» Article
>> start
Last week's linked post "stop looking for a cofounder" generated quite a bit of response on HN, much of it around the idea of using freelancers to build your startup. People seemed to think that I advocated using subcontractors to build high-tech startups.

The answer to this is a concept I call "idea reach", which is essential for any new entrepreneur to understand, especially if they think they need a cofounder.

The ideas within your reach

Idea reach represents the landscape of ideas that are within your reach to implement. On the multi-dimensional mental map of startup ideas, it is the ones that are close enough to your current location (determined by your knowledge, personality, experience, etc) that you can actually get there (with the execution ability you have - determined by your resources and skills) and implement them. When evaluating which ideas to work on, you should always consider this concept. One of the reasons why so many business cofounders are "looking for technical cofounders" at the wrong time is because they fail to understand idea reach.

There are many bad, good, and great ideas out there. When deciding which one to work on, it's not enough to evaluate whether the idea is viable in the abstract. Whether you personally will be able to execute on it is just as important.

Examples

Here are some simple examples.

Let's say you had the idea of using popularity to rank webpages, back in the late 90s, but you have no technical background. You don't know programming, you just know how to use a web browser and create a Geocities page, but you think that search engines could be done much better.

This is a brilliant idea, and after you explore it (using, for example, the lean methods which only evolved 10 years later, because you're a visionary), you decide that this is worth pursuing, it has a lot of market potential. And you would be right - that idea turned out to be one of the biggest ideas of the decade, spawning the extremely successful Google.
>> end
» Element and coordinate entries
>> start
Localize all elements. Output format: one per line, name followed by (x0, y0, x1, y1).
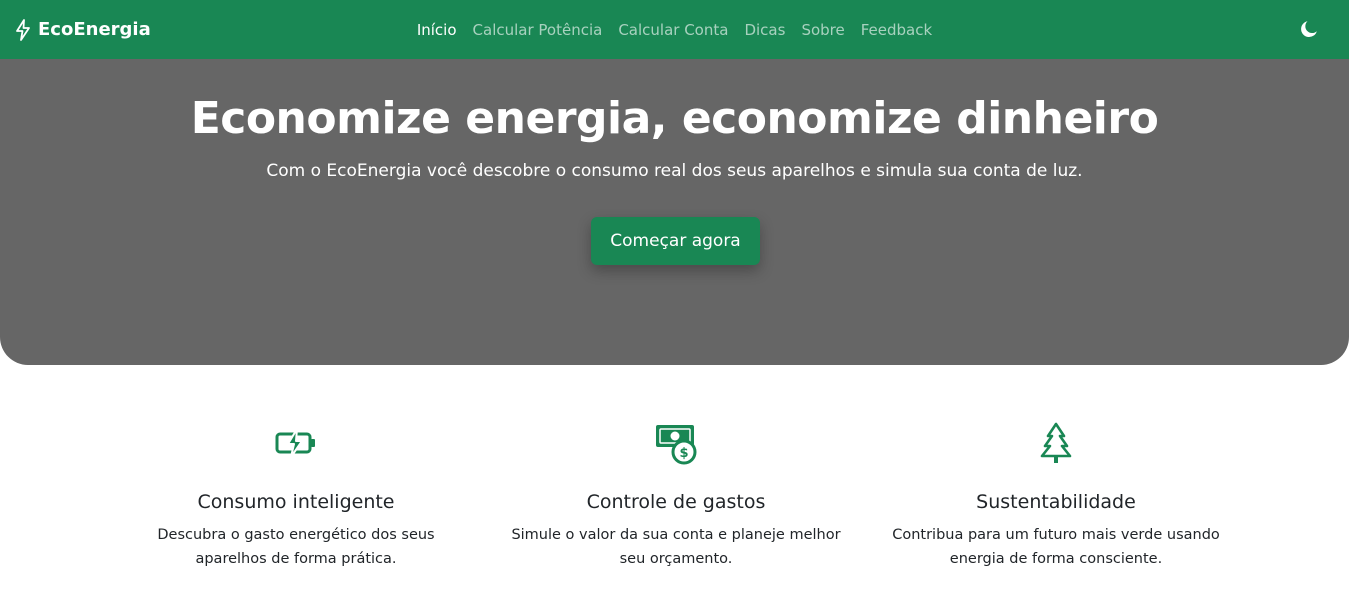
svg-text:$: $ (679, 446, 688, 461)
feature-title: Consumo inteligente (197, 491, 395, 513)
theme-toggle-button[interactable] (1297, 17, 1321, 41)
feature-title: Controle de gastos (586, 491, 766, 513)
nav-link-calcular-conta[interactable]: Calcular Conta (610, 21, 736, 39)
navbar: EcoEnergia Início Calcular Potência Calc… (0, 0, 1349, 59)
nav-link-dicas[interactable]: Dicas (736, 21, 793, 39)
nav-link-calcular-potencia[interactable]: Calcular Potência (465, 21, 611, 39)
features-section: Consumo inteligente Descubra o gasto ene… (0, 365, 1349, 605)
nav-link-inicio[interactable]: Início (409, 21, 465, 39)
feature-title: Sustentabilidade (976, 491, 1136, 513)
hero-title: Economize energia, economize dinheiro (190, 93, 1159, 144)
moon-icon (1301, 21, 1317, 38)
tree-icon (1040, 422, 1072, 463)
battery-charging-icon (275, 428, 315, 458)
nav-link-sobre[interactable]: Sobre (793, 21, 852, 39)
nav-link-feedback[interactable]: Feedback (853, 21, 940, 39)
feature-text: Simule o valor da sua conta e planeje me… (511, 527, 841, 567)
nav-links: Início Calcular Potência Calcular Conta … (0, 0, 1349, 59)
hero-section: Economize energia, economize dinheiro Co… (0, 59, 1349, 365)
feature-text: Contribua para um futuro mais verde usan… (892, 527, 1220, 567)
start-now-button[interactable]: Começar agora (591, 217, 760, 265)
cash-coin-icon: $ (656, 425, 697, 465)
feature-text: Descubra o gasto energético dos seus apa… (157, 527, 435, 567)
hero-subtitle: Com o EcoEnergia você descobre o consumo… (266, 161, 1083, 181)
>> end
>> start
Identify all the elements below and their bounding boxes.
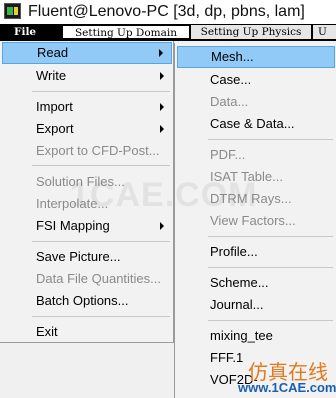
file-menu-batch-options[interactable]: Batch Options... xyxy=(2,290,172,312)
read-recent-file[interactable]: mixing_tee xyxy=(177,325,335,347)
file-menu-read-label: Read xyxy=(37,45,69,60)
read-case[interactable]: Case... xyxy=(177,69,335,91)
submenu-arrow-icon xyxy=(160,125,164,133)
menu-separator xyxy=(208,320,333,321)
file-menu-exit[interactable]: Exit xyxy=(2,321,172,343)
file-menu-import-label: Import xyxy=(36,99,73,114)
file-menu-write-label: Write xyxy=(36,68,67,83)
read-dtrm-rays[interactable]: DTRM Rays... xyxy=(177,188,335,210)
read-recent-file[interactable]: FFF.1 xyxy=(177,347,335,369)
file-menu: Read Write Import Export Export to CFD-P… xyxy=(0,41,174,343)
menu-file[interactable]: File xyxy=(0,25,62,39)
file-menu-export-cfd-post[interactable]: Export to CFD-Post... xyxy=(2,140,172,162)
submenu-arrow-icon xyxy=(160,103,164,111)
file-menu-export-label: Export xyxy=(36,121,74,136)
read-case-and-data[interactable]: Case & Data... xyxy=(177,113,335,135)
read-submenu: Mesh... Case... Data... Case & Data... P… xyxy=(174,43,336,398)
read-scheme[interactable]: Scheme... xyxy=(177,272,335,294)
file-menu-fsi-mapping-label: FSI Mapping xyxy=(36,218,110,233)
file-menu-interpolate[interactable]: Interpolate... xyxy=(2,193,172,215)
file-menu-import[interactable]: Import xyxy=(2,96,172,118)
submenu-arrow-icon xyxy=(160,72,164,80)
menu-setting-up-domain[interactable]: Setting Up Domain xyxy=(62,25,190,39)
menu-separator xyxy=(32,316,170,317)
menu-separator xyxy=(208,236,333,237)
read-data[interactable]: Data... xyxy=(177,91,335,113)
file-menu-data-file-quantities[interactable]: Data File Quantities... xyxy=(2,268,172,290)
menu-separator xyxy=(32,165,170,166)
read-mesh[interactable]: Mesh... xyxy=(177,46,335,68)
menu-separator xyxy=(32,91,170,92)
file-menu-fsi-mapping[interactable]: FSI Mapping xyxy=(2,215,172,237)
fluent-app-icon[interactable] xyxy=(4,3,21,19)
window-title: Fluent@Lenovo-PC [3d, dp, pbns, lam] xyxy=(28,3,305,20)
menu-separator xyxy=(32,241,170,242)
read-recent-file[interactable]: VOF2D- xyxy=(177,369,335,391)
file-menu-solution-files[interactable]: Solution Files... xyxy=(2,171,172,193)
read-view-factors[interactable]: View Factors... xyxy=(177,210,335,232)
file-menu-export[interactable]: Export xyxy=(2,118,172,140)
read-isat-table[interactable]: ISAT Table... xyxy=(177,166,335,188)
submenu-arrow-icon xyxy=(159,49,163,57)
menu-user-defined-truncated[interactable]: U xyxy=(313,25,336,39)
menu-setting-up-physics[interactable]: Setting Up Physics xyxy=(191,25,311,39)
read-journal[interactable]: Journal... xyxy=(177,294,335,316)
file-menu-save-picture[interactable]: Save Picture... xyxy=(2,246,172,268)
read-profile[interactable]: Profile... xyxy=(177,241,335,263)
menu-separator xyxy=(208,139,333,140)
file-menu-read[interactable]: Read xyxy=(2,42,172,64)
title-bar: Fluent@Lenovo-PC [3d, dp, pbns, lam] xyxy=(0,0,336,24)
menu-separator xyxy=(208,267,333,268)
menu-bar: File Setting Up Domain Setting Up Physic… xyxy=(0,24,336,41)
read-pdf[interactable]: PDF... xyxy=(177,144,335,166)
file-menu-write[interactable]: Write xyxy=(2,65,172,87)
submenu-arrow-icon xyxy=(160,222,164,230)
>> end
» Your task
Reproduce the passage of the post on idea reach that opens with the words "There are many" and closes with "some simple examples.". These entries come from a separate source and are unrelated to the post on idea reach.

» Answer to the task
There are many bad, good, and great ideas out there. When deciding which one to work on, it's not enough to evaluate whether the idea is viable in the abstract. Whether you personally will be able to execute on it is just as important.

Examples

Here are some simple examples.